Your goal: Track down the lines that contain "بنگال" and copy them.

Provided information:
------------------------------------
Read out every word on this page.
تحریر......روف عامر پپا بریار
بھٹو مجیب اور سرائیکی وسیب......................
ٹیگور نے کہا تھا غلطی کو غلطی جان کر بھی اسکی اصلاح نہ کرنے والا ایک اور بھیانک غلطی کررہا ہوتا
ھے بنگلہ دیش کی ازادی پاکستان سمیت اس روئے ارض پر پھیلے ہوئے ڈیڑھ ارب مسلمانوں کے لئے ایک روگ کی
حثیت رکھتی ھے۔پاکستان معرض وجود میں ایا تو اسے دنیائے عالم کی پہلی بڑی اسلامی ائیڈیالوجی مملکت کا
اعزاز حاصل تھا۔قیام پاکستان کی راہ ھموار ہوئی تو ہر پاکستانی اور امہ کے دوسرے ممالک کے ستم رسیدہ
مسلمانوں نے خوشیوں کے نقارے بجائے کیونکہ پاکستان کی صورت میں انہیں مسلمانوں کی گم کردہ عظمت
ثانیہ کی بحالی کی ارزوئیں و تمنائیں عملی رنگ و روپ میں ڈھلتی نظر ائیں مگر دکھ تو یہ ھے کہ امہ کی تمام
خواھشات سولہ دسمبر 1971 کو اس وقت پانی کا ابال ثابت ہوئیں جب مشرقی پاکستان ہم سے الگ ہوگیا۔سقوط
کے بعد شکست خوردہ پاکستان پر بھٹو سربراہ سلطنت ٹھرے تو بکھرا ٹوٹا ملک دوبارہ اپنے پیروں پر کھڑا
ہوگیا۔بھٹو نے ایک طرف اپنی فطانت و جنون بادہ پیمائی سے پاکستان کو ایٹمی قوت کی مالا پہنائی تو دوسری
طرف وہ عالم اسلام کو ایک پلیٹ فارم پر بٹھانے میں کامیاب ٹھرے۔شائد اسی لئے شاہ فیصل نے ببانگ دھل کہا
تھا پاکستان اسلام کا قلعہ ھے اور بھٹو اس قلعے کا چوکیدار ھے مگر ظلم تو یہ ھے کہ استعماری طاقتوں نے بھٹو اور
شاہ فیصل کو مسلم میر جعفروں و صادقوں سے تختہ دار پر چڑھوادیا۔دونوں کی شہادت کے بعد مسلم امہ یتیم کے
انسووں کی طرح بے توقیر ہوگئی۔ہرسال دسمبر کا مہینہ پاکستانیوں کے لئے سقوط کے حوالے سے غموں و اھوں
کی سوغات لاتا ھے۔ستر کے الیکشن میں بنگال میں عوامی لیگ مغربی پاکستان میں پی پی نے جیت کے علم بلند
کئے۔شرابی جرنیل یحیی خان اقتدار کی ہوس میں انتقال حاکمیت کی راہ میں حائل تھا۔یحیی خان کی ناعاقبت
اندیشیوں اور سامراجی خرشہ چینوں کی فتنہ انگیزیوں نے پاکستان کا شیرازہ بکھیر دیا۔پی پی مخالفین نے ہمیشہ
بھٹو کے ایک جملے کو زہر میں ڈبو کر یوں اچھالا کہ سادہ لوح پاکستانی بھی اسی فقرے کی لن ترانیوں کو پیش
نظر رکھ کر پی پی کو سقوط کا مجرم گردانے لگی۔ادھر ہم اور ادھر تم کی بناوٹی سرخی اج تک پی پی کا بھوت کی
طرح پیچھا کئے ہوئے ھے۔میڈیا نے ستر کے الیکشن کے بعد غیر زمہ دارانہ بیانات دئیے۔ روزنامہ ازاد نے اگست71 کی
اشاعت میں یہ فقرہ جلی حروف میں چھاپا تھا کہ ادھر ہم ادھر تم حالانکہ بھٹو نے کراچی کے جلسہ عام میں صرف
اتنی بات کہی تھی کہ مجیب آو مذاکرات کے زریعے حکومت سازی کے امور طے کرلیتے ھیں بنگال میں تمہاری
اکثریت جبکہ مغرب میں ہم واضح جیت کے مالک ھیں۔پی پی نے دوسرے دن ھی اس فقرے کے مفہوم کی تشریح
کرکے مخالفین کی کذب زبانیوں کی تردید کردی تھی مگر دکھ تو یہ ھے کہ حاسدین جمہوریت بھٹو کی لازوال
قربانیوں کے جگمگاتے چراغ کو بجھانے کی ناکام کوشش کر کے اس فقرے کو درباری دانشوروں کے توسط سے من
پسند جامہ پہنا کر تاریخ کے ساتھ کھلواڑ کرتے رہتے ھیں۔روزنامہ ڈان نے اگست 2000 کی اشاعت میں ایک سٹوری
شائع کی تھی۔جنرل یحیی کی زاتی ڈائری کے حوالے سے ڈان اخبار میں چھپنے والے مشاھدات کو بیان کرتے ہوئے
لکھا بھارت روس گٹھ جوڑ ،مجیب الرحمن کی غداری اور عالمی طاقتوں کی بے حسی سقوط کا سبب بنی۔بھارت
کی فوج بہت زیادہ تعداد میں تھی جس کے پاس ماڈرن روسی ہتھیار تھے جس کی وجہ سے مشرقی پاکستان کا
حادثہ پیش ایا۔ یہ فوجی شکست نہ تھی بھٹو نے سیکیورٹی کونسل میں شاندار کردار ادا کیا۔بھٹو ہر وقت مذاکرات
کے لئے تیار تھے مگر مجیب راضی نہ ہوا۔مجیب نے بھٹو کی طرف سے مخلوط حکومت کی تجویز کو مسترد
------------------------------------
Correct output:
کی سوغات لاتا ھے۔ستر کے الیکشن میں بنگال میں عوامی لیگ مغربی پاکستان میں پی پی نے جیت کے علم بلند
اتنی بات کہی تھی کہ مجیب آو مذاکرات کے زریعے حکومت سازی کے امور طے کرلیتے ھیں بنگال میں تمہاری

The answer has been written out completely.